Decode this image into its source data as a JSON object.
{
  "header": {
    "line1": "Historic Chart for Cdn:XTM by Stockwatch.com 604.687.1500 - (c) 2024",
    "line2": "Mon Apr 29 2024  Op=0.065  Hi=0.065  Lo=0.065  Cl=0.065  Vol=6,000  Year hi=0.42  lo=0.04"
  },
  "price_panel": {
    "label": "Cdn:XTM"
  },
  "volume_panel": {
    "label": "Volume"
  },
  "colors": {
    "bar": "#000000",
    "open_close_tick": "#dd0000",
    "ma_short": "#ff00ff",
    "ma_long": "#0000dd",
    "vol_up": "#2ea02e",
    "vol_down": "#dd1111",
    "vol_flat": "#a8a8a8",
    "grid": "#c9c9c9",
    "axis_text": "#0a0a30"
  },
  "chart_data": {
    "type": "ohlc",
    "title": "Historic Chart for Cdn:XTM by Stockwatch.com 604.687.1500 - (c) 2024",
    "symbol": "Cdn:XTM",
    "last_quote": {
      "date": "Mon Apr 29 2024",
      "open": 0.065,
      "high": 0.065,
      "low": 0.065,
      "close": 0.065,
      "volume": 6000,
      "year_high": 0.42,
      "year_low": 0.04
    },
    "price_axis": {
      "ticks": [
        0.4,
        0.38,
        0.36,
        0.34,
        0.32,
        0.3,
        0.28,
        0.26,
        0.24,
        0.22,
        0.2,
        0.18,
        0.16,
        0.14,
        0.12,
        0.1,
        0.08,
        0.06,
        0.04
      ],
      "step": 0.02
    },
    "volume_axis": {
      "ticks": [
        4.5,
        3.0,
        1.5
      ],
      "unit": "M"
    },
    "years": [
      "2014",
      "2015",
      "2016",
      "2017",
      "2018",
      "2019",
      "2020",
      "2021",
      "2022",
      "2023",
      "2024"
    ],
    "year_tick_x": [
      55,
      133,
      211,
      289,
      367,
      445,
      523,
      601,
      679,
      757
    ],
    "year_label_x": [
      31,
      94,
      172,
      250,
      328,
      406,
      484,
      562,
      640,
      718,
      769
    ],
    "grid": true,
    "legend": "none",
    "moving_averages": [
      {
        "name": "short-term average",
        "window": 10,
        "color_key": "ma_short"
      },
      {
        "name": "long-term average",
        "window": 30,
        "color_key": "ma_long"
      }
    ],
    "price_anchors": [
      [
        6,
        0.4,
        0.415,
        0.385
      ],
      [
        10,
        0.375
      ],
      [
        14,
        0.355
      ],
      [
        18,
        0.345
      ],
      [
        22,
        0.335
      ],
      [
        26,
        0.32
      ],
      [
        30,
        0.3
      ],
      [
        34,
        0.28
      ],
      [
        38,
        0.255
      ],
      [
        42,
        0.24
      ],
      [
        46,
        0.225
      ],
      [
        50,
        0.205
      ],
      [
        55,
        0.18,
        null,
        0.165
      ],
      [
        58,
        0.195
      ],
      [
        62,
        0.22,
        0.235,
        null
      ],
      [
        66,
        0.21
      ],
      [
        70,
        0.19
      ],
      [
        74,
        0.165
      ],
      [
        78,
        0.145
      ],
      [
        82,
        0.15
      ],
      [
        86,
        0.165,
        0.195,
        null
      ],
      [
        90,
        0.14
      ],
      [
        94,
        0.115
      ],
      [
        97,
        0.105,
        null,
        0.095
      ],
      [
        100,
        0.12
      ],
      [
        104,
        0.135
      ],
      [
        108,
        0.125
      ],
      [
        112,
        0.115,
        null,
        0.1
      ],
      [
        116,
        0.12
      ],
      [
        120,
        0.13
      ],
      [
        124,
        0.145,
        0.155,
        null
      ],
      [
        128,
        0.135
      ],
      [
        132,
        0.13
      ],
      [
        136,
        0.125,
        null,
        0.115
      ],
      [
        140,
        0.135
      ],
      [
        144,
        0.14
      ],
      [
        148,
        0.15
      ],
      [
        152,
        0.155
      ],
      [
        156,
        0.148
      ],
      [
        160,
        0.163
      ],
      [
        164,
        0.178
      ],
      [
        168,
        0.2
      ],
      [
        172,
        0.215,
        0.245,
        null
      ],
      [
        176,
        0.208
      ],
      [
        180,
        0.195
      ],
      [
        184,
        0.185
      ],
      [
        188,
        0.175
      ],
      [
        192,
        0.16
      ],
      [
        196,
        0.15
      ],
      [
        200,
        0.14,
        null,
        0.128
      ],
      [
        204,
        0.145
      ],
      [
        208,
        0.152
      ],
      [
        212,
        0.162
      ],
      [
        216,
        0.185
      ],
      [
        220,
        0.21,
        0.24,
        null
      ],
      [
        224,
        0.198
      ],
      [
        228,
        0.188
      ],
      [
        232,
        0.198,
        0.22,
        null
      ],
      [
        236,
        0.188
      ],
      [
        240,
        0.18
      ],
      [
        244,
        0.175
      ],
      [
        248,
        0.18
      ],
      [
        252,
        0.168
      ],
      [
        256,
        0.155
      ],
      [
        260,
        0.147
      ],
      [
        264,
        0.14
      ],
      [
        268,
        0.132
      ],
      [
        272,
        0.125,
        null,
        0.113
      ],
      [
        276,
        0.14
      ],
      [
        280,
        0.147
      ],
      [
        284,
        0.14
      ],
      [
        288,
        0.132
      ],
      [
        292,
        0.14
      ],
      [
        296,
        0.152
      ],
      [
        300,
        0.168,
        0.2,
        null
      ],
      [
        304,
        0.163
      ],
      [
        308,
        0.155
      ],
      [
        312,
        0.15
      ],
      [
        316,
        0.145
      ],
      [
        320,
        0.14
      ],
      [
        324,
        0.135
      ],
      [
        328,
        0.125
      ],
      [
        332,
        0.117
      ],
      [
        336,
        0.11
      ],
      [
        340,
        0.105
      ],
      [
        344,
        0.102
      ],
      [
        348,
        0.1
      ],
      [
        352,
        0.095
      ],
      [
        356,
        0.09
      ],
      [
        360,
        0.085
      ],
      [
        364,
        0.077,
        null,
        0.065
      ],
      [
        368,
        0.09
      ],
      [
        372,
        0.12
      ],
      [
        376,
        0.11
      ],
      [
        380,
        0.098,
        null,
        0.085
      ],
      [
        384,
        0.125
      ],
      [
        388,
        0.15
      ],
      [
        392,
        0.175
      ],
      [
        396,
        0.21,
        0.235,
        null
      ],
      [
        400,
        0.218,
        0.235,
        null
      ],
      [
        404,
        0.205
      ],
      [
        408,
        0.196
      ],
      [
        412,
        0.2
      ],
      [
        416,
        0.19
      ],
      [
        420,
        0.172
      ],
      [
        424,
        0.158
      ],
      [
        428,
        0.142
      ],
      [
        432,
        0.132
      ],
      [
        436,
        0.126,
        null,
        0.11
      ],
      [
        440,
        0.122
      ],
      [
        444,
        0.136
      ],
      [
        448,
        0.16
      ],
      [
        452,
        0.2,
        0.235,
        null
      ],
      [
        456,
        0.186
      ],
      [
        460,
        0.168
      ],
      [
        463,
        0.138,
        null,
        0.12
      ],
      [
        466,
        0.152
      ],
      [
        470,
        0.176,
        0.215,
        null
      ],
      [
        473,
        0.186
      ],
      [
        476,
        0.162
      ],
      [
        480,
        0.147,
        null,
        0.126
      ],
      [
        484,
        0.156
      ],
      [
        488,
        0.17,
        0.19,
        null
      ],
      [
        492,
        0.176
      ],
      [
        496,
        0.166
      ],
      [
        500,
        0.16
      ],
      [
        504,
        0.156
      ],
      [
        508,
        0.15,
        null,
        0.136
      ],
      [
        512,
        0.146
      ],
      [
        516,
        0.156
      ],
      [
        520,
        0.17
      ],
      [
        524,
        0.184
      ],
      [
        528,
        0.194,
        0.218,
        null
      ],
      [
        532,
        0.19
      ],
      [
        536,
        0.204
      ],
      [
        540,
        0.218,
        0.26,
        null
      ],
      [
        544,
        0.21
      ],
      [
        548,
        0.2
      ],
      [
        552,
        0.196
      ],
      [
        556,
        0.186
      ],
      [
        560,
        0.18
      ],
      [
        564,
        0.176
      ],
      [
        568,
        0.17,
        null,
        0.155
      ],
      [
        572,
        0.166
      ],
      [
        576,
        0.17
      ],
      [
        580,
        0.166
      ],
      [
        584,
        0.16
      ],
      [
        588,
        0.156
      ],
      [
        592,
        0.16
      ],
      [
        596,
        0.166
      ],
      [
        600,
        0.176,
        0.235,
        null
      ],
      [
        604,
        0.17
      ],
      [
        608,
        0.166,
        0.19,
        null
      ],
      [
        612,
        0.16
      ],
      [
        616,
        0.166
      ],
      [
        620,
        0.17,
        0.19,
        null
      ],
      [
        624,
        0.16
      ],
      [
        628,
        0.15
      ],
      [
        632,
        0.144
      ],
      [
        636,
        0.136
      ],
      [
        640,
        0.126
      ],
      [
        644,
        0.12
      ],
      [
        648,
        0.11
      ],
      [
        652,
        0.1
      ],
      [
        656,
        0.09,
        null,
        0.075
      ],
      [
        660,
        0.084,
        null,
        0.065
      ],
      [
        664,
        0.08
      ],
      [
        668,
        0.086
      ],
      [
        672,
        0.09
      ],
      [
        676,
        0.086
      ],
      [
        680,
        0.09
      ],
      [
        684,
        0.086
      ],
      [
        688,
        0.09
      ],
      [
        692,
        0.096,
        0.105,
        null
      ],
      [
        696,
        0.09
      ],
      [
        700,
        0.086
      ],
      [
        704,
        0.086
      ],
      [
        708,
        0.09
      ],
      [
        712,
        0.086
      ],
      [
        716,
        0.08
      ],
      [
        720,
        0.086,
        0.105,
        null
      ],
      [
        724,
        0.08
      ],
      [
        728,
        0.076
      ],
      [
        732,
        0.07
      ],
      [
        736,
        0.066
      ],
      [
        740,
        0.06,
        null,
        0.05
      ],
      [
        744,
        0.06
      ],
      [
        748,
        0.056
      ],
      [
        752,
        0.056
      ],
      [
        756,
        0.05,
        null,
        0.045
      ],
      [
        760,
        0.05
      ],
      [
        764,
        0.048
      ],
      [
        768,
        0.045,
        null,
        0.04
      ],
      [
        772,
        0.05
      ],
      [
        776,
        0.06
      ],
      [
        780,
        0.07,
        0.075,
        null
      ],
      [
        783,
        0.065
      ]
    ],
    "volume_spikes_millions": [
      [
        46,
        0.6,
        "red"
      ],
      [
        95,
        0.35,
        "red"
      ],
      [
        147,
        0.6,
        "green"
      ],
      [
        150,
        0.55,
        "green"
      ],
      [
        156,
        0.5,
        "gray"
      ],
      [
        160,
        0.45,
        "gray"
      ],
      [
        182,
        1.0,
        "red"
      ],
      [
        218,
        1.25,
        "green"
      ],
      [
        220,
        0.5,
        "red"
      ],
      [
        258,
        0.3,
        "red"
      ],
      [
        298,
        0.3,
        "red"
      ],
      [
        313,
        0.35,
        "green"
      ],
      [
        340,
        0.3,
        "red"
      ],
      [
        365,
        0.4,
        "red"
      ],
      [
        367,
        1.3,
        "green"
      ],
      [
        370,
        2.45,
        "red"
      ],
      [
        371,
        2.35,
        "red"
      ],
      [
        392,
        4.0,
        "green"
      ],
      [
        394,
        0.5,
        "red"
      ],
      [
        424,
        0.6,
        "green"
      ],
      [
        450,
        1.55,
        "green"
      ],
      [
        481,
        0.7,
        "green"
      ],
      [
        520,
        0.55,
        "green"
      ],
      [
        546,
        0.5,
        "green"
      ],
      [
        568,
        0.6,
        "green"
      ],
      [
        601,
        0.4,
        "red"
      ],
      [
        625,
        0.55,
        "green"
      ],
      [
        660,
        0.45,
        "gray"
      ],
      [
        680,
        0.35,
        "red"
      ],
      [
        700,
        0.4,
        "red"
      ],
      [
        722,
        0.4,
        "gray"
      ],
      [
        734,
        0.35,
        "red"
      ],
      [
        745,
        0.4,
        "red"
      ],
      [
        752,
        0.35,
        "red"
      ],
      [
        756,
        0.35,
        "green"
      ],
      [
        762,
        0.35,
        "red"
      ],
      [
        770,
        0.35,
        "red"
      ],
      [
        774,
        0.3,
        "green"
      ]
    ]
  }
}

□ □ □

- **Exercise goal**: Copy whichever lines in the listing above contain the word "Stockwatch".

- **Expected answer**:
    "line1": "Historic Chart for Cdn:XTM by Stockwatch.com 604.687.1500 - (c) 2024",
    "title": "Historic Chart for Cdn:XTM by Stockwatch.com 604.687.1500 - (c) 2024",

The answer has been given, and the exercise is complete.